- WRITTEN PROBLEM: Print the records below word for word, but leave out the pictures.
──────── RECORDS SHOWN
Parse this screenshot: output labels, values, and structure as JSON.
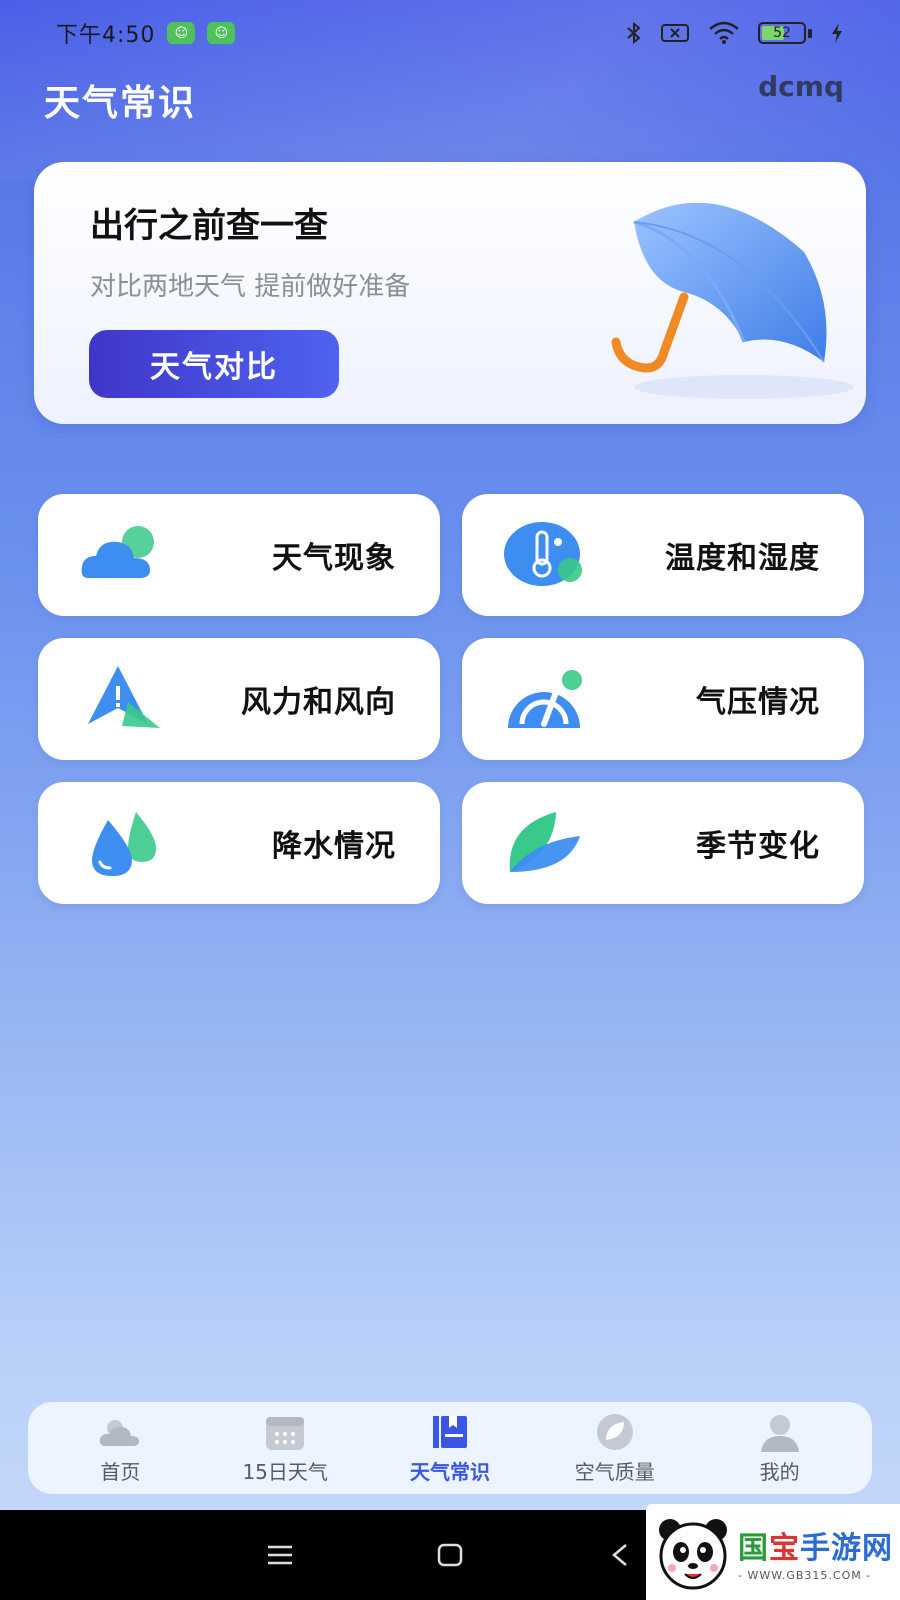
{
  "status_bar": {
    "time": "下午4:50",
    "battery": "52"
  },
  "header": {
    "title": "天气常识",
    "tag": "dcmq"
  },
  "promo": {
    "title": "出行之前查一查",
    "subtitle": "对比两地天气 提前做好准备",
    "button_label": "天气对比"
  },
  "knowledge_tiles": [
    {
      "label": "天气现象",
      "icon": "cloud-icon"
    },
    {
      "label": "温度和湿度",
      "icon": "thermometer-icon"
    },
    {
      "label": "风力和风向",
      "icon": "wind-direction-icon"
    },
    {
      "label": "气压情况",
      "icon": "gauge-icon"
    },
    {
      "label": "降水情况",
      "icon": "raindrop-icon"
    },
    {
      "label": "季节变化",
      "icon": "leaf-icon"
    }
  ],
  "tabbar": {
    "active_index": 2,
    "items": [
      {
        "label": "首页",
        "icon": "sun-cloud-icon"
      },
      {
        "label": "15日天气",
        "icon": "calendar-icon"
      },
      {
        "label": "天气常识",
        "icon": "book-icon"
      },
      {
        "label": "空气质量",
        "icon": "leaf-circle-icon"
      },
      {
        "label": "我的",
        "icon": "person-icon"
      }
    ]
  },
  "watermark": {
    "name_part1": "国",
    "name_part2": "宝",
    "name_part3": "手游网",
    "site": "- WWW.GB315.COM -"
  },
  "colors": {
    "accent": "#3b55e6",
    "button_start": "#3f36c8",
    "button_end": "#4f63f0",
    "icon_blue": "#3d8ef0",
    "icon_green": "#39c98a"
  }
}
────────────────
- COMPLETE ANSWER:
Parse this screenshot: output labels, values, and structure as JSON.
{
  "status_bar": {
    "time": "下午4:50",
    "battery": "52"
  },
  "header": {
    "title": "天气常识",
    "tag": "dcmq"
  },
  "promo": {
    "title": "出行之前查一查",
    "subtitle": "对比两地天气 提前做好准备",
    "button_label": "天气对比"
  },
  "knowledge_tiles": [
    {
      "label": "天气现象",
      "icon": "cloud-icon"
    },
    {
      "label": "温度和湿度",
      "icon": "thermometer-icon"
    },
    {
      "label": "风力和风向",
      "icon": "wind-direction-icon"
    },
    {
      "label": "气压情况",
      "icon": "gauge-icon"
    },
    {
      "label": "降水情况",
      "icon": "raindrop-icon"
    },
    {
      "label": "季节变化",
      "icon": "leaf-icon"
    }
  ],
  "tabbar": {
    "active_index": 2,
    "items": [
      {
        "label": "首页",
        "icon": "sun-cloud-icon"
      },
      {
        "label": "15日天气",
        "icon": "calendar-icon"
      },
      {
        "label": "天气常识",
        "icon": "book-icon"
      },
      {
        "label": "空气质量",
        "icon": "leaf-circle-icon"
      },
      {
        "label": "我的",
        "icon": "person-icon"
      }
    ]
  },
  "watermark": {
    "name_part1": "国",
    "name_part2": "宝",
    "name_part3": "手游网",
    "site": "- WWW.GB315.COM -"
  },
  "colors": {
    "accent": "#3b55e6",
    "button_start": "#3f36c8",
    "button_end": "#4f63f0",
    "icon_blue": "#3d8ef0",
    "icon_green": "#39c98a"
  }
}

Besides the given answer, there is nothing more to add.